>> Start Text segment

Simple changes to the way that school tests are marked can motivate high-performing students to do better, according to research by Valentin Wagner, to be presented at the Royal Economic Society''s annual conference at the University of Bristol in April 2017.
The two ''nudge'' strategies, taken from behavioural economics, were used in an experiment involving 1,377 children in Germany who took the same mathematics test. Some were told that they began with 100 points, and could only lose points when they were wrong – a technique known as ''loss framing''. These children, on average, answered 8% more answers correctly than using a standard marking scheme.
Those who were told that they began with negative points and could get back to positive scores when they answered correctly on average got the right answer to 11% more questions.
Manipulating the scales seemed to increase risk-taking for the loss framing group, and accuracy for the second group. Weaker students, however, did worse under loss framing than in a conventional system – but no worse when the scale was shifted down. ''My study shows that different grading methods can change, at least in the short term, a student''s motivation'', the author comments.
Can students be nudged? Grading manipulations in German elementary schools
Manipulating the grading scheme by ''loss framing'' or a downward shift of the grading scale can motivate high-performing students to increase their achievements in a test, according to this research.
Motivation is, besides ability, one important input to excelling in the educational system. But students may, inter alia, underinvest and drop out of school too soon because they are unmotivated, underestimate the returns to education or do not know their own production function. In their daily work, teachers therefore seek for ways to motivate their students – but what are effective ''tools of motivation''?
Financial and non-financial incentives (trophies, certificates etc.) for performance have been increasingly tested in recent years. While these incentives have shown mixed results on motivation and financial incentives can be extremely costly, applying insights gained from behavioural economics in the educational sector – such as loss framing – is potential more cost-effective and promising as it has proven to work positively in other lab and field settings.

>> End Text segment
>> Start Listed entries

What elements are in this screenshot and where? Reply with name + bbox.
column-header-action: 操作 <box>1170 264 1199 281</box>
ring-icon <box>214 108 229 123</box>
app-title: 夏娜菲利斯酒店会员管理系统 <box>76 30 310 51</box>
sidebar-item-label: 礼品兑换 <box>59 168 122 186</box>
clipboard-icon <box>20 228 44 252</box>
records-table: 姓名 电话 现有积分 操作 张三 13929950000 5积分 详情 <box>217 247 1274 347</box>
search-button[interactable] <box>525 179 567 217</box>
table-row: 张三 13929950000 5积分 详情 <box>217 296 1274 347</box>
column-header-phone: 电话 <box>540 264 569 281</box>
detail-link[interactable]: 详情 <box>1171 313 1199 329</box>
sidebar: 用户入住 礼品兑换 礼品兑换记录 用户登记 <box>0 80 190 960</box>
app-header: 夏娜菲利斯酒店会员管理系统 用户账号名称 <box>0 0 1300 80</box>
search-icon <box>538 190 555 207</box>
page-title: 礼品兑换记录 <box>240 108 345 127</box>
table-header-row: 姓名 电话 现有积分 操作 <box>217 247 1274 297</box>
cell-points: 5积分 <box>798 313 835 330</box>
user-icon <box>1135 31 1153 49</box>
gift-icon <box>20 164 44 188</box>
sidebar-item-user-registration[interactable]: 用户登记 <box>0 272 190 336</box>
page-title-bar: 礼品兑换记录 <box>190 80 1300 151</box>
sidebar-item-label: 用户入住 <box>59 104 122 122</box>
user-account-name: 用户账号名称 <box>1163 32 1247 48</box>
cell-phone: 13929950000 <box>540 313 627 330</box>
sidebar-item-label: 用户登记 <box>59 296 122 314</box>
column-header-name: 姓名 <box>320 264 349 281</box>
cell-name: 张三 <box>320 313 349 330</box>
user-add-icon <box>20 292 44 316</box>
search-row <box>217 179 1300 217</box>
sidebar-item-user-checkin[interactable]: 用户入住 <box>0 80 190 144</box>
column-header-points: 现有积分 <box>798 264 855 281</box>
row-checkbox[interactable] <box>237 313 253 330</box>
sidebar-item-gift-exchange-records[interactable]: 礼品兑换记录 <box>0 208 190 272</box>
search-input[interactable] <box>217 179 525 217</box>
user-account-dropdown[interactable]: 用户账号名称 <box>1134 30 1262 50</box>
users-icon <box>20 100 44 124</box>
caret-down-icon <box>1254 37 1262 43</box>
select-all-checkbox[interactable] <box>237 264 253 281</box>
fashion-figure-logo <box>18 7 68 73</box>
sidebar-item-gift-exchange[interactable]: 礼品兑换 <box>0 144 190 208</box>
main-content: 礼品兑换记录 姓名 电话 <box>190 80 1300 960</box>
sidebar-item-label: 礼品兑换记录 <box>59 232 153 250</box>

>> End Listed entries

_Tasks to perform_
a - Extract from the passage on grading and student motivation the stretch from "The two ''nudge''" through "standard marking scheme.".
b - Summarize the passage on grading and student motivation in two sentences.
c - Carry on the passage on grading and student motivation from its final sentence.
The listing is material separate from the passage on grading and student motivation.

_Answers in order_
a -
The two ''nudge'' strategies, taken from behavioural economics, were used in an experiment involving 1,377 children in Germany who took the same mathematics test. Some were told that they began with 100 points, and could only lose points when they were wrong – a technique known as ''loss framing''. These children, on average, answered 8% more answers correctly than using a standard marking scheme.

b - In research by Valentin Wagner, 1,377 children in Germany took the same mathematics test, and those graded under loss framing answered on average 8% more questions correctly, while those starting from negative points answered 11% more correctly. Weaker students did worse under loss framing than under a conventional system but no worse when the scale was shifted down, and the author comments that different grading methods can change a student's motivation, at least in the short term.

c -
Moreover, institutions and governments are increasingly interested in applying insights from behavioural economics into their fields and have installed specialised behavioural insights teams, so-called ''Nudge Units'', in recent years (for example, the UK, Germany and Denmark). The aim of this work is therefore to give education policy-makers a hint at how behavioural nudges might work in (elementary) schools.
This study test grading manipulations and analyses experimental data on 1,377 elementary children in grades 3 and 4 in the cities of Bonn, Cologne and Düsseldorf, Germany. The grading scheme of a mathematical test was manipulated in two ways:
First, ''the loss frame'': students were endowed with the maximum score upfront but could subsequently only lose points for incorrect answers.
Second, ''the negative frame'': the grading scale was shifted downwards so that students were endowed with negative points. But students could end up with a positive number of points by correctly answering at least half of the questions.
These grading manipulations were then compared with the ''traditional'' grading scheme where students start with 0 points. Importantly, students learned about the grading manipulation only immediately before taking the test so that any effects cannot attributed to an increase in learning.
The author finds that both grading manipulations increase the number of correct answers but – pooling over ability levels – has no significant effect on the number of points in the test.
Loss framing increase the number of correct answers by about 8% compared with students who are graded ''traditionally'' and also the negative frame shows positive effects (increasing the number of correct answers by 11%).
Furthermore, it seems that these effects are driven by two mechanisms: an increase in risk-taking in the loss frame; and an increase in accuracy in the negative frame.
Differentiating students by ability reveals the most interesting results. While high-performers could significantly increase the number of final points in the loss frame, low-performers end up on average with a lower test scores compared with ''traditionally'' graded students. In contrast, the negative frame is not detrimental for low-performers while it remains positive for high-performers.
This study shows that different grading methods can change, at least in the short term, a student''s motivation and suggests that education policy-makers should not implement loss framing in schools because of heterogeneous effects by ability.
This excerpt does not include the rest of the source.